┌─ Information given

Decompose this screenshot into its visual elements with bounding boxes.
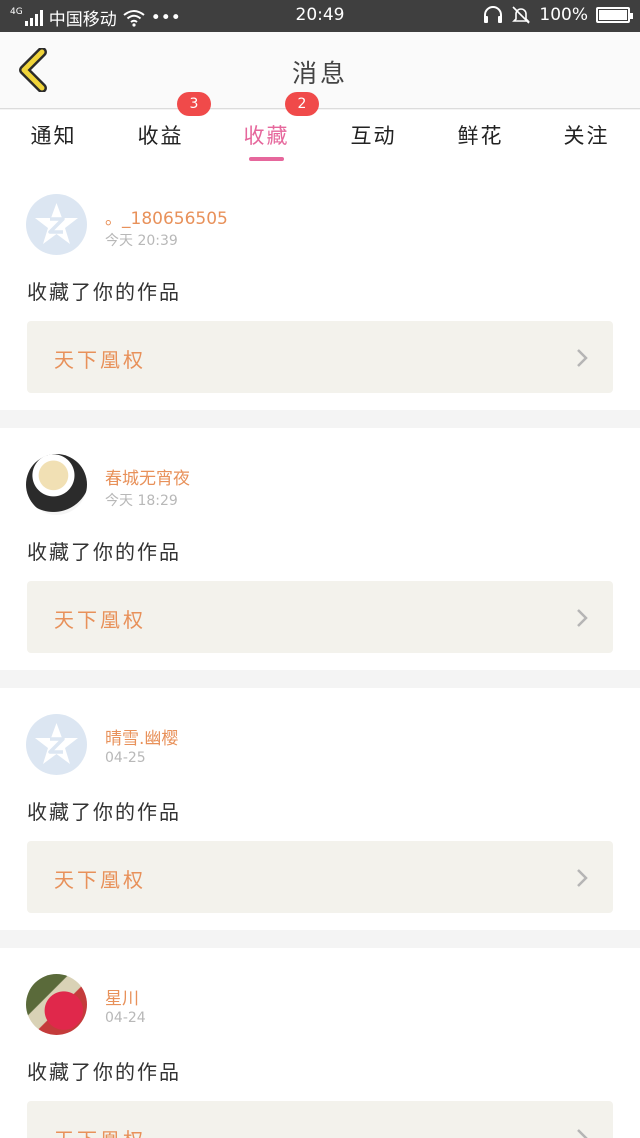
app-header: 消息: [0, 32, 640, 109]
tab-label: 鲜花: [457, 124, 504, 148]
earnings-badge: 3: [177, 92, 211, 116]
username[interactable]: 星川: [105, 984, 139, 1009]
tab-notice[interactable]: 通知: [0, 120, 107, 166]
tab-interaction[interactable]: 互动: [320, 120, 427, 166]
chevron-right-icon: [577, 609, 588, 627]
chevron-right-icon: [577, 1129, 588, 1138]
list-item: 春城无宵夜 今天 18:29 收藏了你的作品 天下凰权: [0, 428, 640, 670]
action-text: 收藏了你的作品: [27, 280, 181, 304]
headset-icon: [484, 6, 503, 23]
username[interactable]: 。_180656505: [105, 204, 228, 229]
status-bar: 4G 中国移动 ••• 20:49 100%: [0, 0, 640, 32]
list-item: 。_180656505 今天 20:39 收藏了你的作品 天下凰权: [0, 168, 640, 410]
tab-label: 关注: [563, 124, 610, 148]
list-item: 晴雪.幽樱 04-25 收藏了你的作品 天下凰权: [0, 688, 640, 930]
timestamp: 04-24: [105, 1010, 146, 1026]
chevron-right-icon: [577, 349, 588, 367]
favorites-badge: 2: [285, 92, 319, 116]
photo-avatar[interactable]: [26, 974, 87, 1035]
work-link[interactable]: 天下凰权: [27, 841, 613, 913]
default-avatar[interactable]: [26, 194, 87, 255]
timestamp: 04-25: [105, 750, 146, 766]
page-title: 消息: [291, 59, 348, 88]
work-link[interactable]: 天下凰权: [27, 321, 613, 393]
action-text: 收藏了你的作品: [27, 1060, 181, 1084]
battery-percent: 100%: [539, 5, 588, 25]
tab-favorites[interactable]: 收藏: [213, 120, 320, 166]
username[interactable]: 晴雪.幽樱: [105, 724, 178, 749]
battery-icon: [596, 7, 633, 23]
qq-star-icon: [35, 723, 78, 764]
tab-label: 收益: [137, 124, 184, 148]
work-title: 天下凰权: [54, 1124, 146, 1138]
tab-label: 互动: [350, 124, 397, 148]
tab-earnings[interactable]: 收益: [107, 120, 214, 166]
list-item: 星川 04-24 收藏了你的作品 天下凰权: [0, 948, 640, 1138]
action-text: 收藏了你的作品: [27, 540, 181, 564]
tab-bar: 通知 收益 收藏 互动 鲜花 关注: [0, 110, 640, 168]
chevron-right-icon: [577, 869, 588, 887]
qq-star-icon: [35, 203, 78, 244]
photo-avatar[interactable]: [26, 454, 87, 515]
tab-flowers[interactable]: 鲜花: [427, 120, 534, 166]
timestamp: 今天 20:39: [105, 233, 178, 249]
status-right: 100%: [483, 5, 633, 25]
work-link[interactable]: 天下凰权: [27, 1101, 613, 1138]
work-title: 天下凰权: [54, 868, 146, 892]
work-title: 天下凰权: [54, 608, 146, 632]
work-link[interactable]: 天下凰权: [27, 581, 613, 653]
username[interactable]: 春城无宵夜: [105, 464, 190, 489]
tab-label: 通知: [30, 124, 77, 148]
work-title: 天下凰权: [54, 348, 146, 372]
timestamp: 今天 18:29: [105, 493, 178, 509]
mute-bell-icon: [512, 6, 531, 24]
tab-follow[interactable]: 关注: [533, 120, 640, 166]
tab-label: 收藏: [243, 124, 290, 148]
default-avatar[interactable]: [26, 714, 87, 775]
action-text: 收藏了你的作品: [27, 800, 181, 824]
active-tab-indicator: [249, 157, 284, 161]
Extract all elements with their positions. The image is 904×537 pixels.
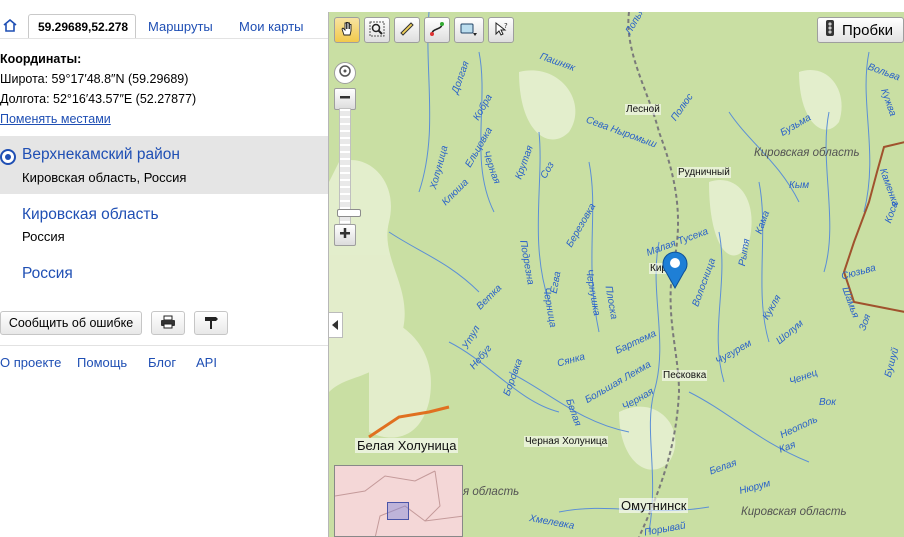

└─

Copy out every line of the data above word for word, leaving out the pictures.

Exercise solution
Decompose this screenshot into its visual elements with bounding boxes.
app-header: 消息: [0, 32, 640, 109]
tab-label: 鲜花: [457, 124, 504, 148]
earnings-badge: 3: [177, 92, 211, 116]
username[interactable]: 星川: [105, 984, 139, 1009]
tab-notice[interactable]: 通知: [0, 120, 107, 166]
tab-interaction[interactable]: 互动: [320, 120, 427, 166]
chevron-right-icon: [577, 609, 588, 627]
chevron-right-icon: [577, 1129, 588, 1138]
list-item: 春城无宵夜 今天 18:29 收藏了你的作品 天下凰权: [0, 428, 640, 670]
action-text: 收藏了你的作品: [27, 280, 181, 304]
headset-icon: [484, 6, 503, 23]
username[interactable]: 。_180656505: [105, 204, 228, 229]
status-bar: 4G 中国移动 ••• 20:49 100%: [0, 0, 640, 32]
list-item: 。_180656505 今天 20:39 收藏了你的作品 天下凰权: [0, 168, 640, 410]
tab-label: 关注: [563, 124, 610, 148]
list-item: 晴雪.幽樱 04-25 收藏了你的作品 天下凰权: [0, 688, 640, 930]
timestamp: 04-24: [105, 1010, 146, 1026]
chevron-right-icon: [577, 349, 588, 367]
favorites-badge: 2: [285, 92, 319, 116]
photo-avatar[interactable]: [26, 974, 87, 1035]
work-link[interactable]: 天下凰权: [27, 841, 613, 913]
default-avatar[interactable]: [26, 194, 87, 255]
timestamp: 04-25: [105, 750, 146, 766]
page-title: 消息: [291, 59, 348, 88]
work-link[interactable]: 天下凰权: [27, 321, 613, 393]
action-text: 收藏了你的作品: [27, 1060, 181, 1084]
battery-percent: 100%: [539, 5, 588, 25]
tab-favorites[interactable]: 收藏: [213, 120, 320, 166]
username[interactable]: 晴雪.幽樱: [105, 724, 178, 749]
battery-icon: [596, 7, 633, 23]
qq-star-icon: [35, 723, 78, 764]
tab-label: 收益: [137, 124, 184, 148]
work-title: 天下凰权: [54, 1124, 146, 1138]
tab-label: 互动: [350, 124, 397, 148]
tab-earnings[interactable]: 收益: [107, 120, 214, 166]
list-item: 星川 04-24 收藏了你的作品 天下凰权: [0, 948, 640, 1138]
action-text: 收藏了你的作品: [27, 540, 181, 564]
tab-bar: 通知 收益 收藏 互动 鲜花 关注: [0, 110, 640, 168]
chevron-right-icon: [577, 869, 588, 887]
qq-star-icon: [35, 203, 78, 244]
photo-avatar[interactable]: [26, 454, 87, 515]
tab-flowers[interactable]: 鲜花: [427, 120, 534, 166]
timestamp: 今天 20:39: [105, 233, 178, 249]
status-right: 100%: [483, 5, 633, 25]
work-link[interactable]: 天下凰权: [27, 1101, 613, 1138]
work-title: 天下凰权: [54, 868, 146, 892]
work-title: 天下凰权: [54, 608, 146, 632]
work-link[interactable]: 天下凰权: [27, 581, 613, 653]
username[interactable]: 春城无宵夜: [105, 464, 190, 489]
tab-label: 通知: [30, 124, 77, 148]
work-title: 天下凰权: [54, 348, 146, 372]
timestamp: 今天 18:29: [105, 493, 178, 509]
mute-bell-icon: [512, 6, 531, 24]
tab-follow[interactable]: 关注: [533, 120, 640, 166]
tab-label: 收藏: [243, 124, 290, 148]
default-avatar[interactable]: [26, 714, 87, 775]
action-text: 收藏了你的作品: [27, 800, 181, 824]
active-tab-indicator: [249, 157, 284, 161]
Extract all elements with their positions. The image is 904×537 pixels.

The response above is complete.